## TO DO
In the entries below, count the lines holding "sharpener". Reply with the number only.

## Collected data entries
------------------------------
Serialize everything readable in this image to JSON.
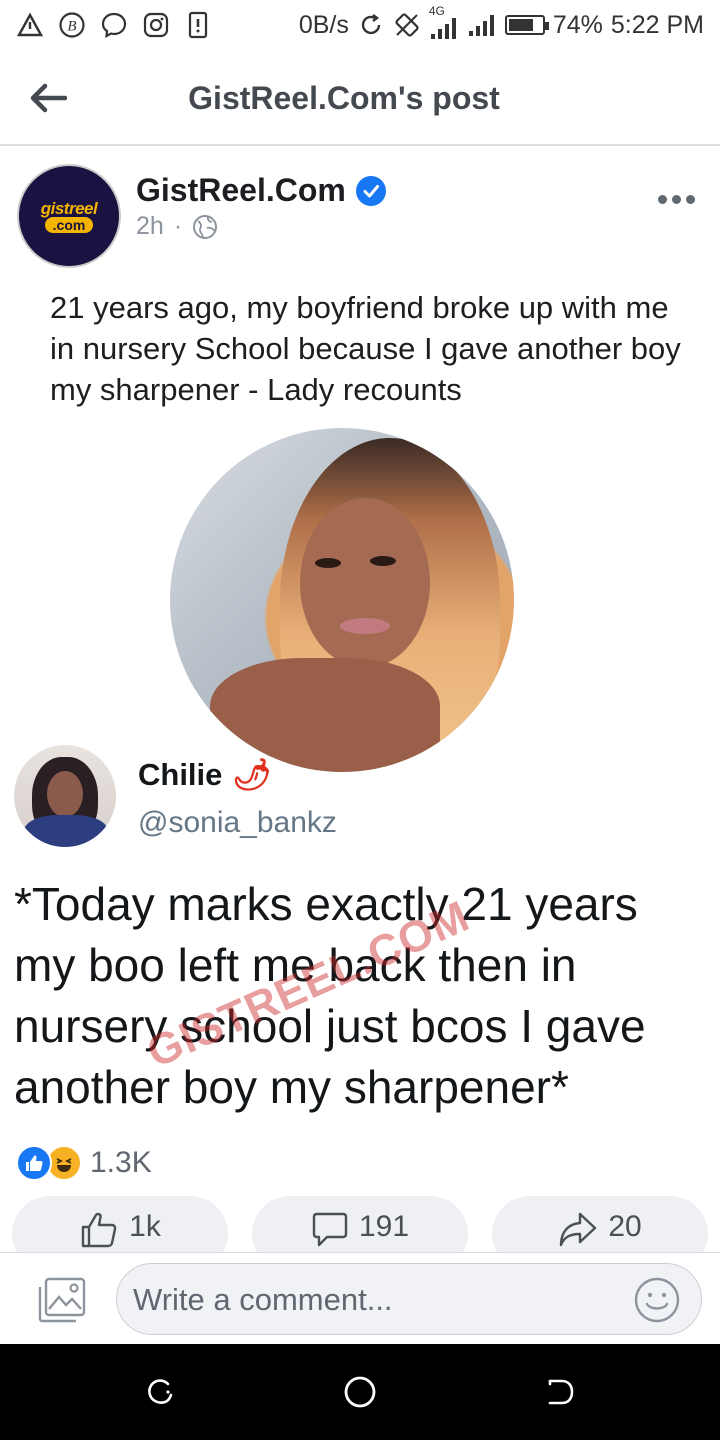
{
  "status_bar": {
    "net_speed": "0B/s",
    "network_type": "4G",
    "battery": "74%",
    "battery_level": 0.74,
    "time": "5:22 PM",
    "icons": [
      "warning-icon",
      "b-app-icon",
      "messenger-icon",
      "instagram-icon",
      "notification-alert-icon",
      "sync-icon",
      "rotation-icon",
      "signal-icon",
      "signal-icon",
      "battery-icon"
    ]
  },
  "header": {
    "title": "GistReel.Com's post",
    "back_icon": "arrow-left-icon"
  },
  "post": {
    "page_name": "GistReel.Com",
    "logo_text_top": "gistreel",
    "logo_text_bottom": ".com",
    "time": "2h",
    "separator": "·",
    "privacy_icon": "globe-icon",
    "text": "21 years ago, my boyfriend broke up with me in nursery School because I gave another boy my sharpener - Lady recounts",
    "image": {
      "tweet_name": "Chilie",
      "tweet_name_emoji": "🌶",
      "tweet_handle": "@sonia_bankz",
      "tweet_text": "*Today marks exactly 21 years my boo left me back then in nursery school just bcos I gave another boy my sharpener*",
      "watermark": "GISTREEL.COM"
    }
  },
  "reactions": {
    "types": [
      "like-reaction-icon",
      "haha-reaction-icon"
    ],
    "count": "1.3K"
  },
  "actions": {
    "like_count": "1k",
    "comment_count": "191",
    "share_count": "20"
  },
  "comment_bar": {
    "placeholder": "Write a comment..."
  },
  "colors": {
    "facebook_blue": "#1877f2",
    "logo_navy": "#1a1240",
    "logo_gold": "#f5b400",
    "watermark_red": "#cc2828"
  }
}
------------------------------
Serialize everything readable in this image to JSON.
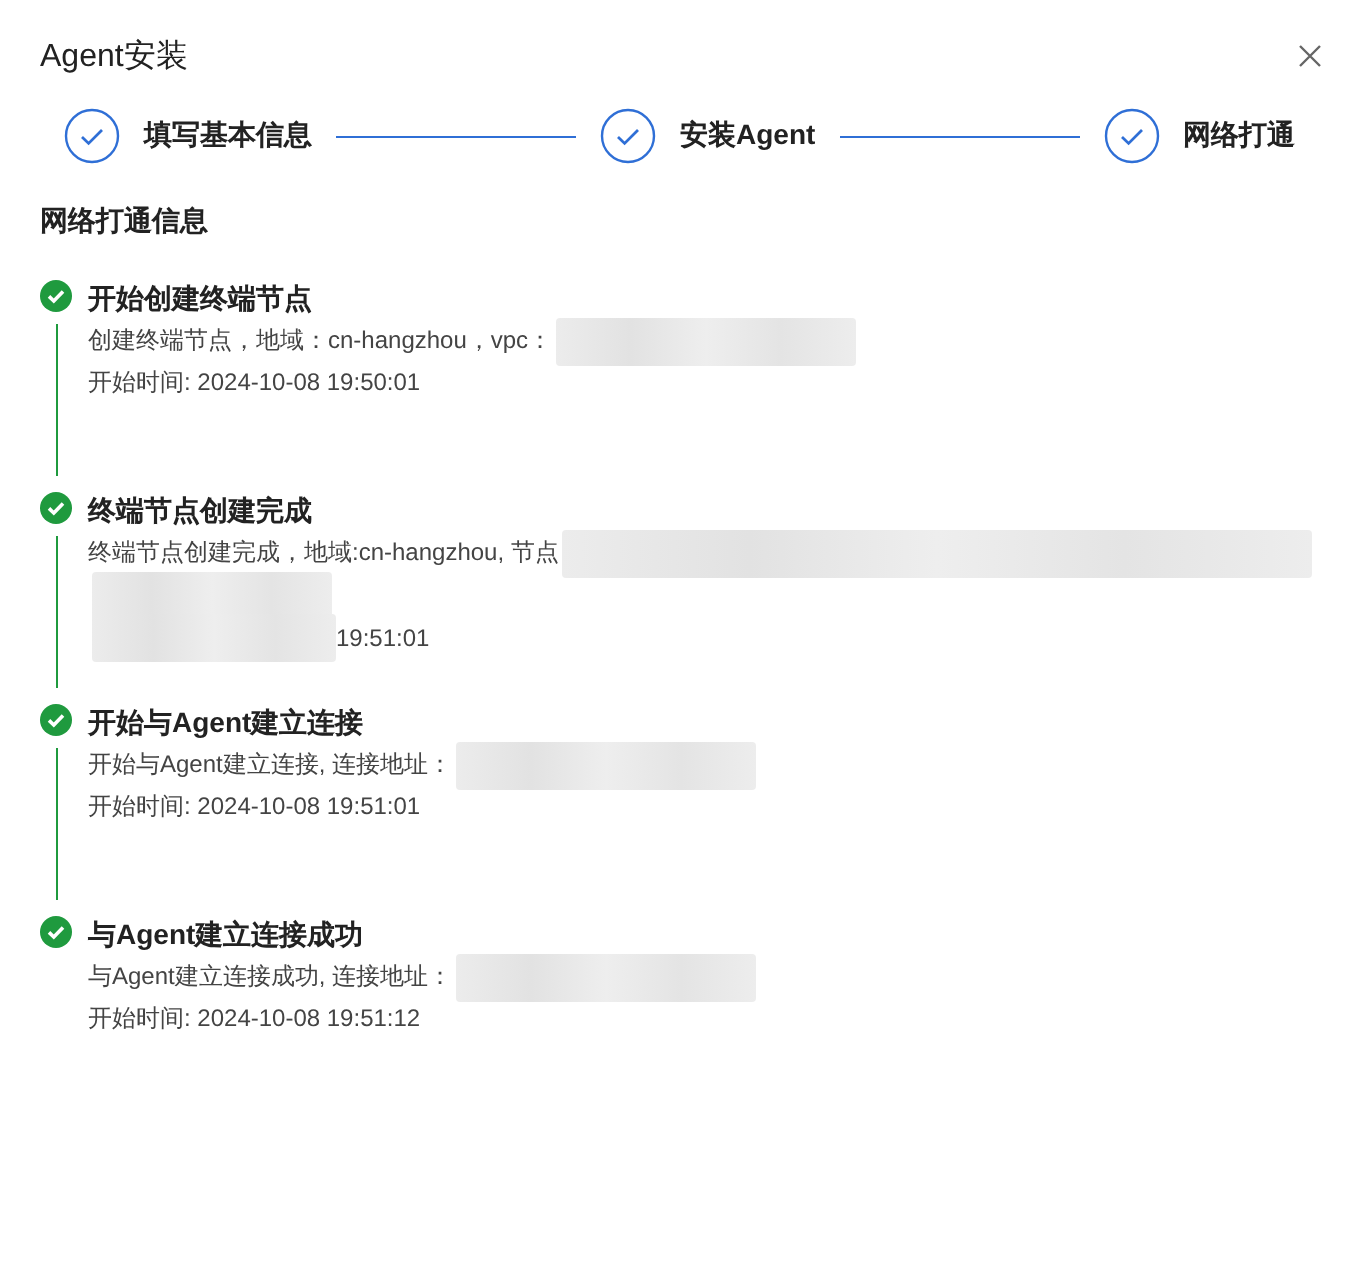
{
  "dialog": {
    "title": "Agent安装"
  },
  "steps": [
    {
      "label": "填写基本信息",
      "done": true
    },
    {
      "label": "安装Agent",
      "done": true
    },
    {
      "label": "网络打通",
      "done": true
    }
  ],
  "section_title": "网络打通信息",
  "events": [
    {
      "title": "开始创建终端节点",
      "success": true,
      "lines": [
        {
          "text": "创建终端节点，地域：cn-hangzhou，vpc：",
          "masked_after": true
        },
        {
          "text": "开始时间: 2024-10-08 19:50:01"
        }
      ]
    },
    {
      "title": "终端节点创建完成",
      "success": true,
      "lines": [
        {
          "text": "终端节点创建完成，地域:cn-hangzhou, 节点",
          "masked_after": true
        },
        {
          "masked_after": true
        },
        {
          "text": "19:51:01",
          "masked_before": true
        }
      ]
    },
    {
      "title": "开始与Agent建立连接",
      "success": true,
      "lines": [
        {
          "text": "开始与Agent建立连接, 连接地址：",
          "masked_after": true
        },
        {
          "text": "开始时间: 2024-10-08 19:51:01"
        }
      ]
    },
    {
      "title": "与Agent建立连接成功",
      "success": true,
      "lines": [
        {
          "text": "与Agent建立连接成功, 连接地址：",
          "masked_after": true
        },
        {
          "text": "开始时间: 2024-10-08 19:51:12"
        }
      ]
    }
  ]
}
------------------------------
## EXERCISE OUTPUT
2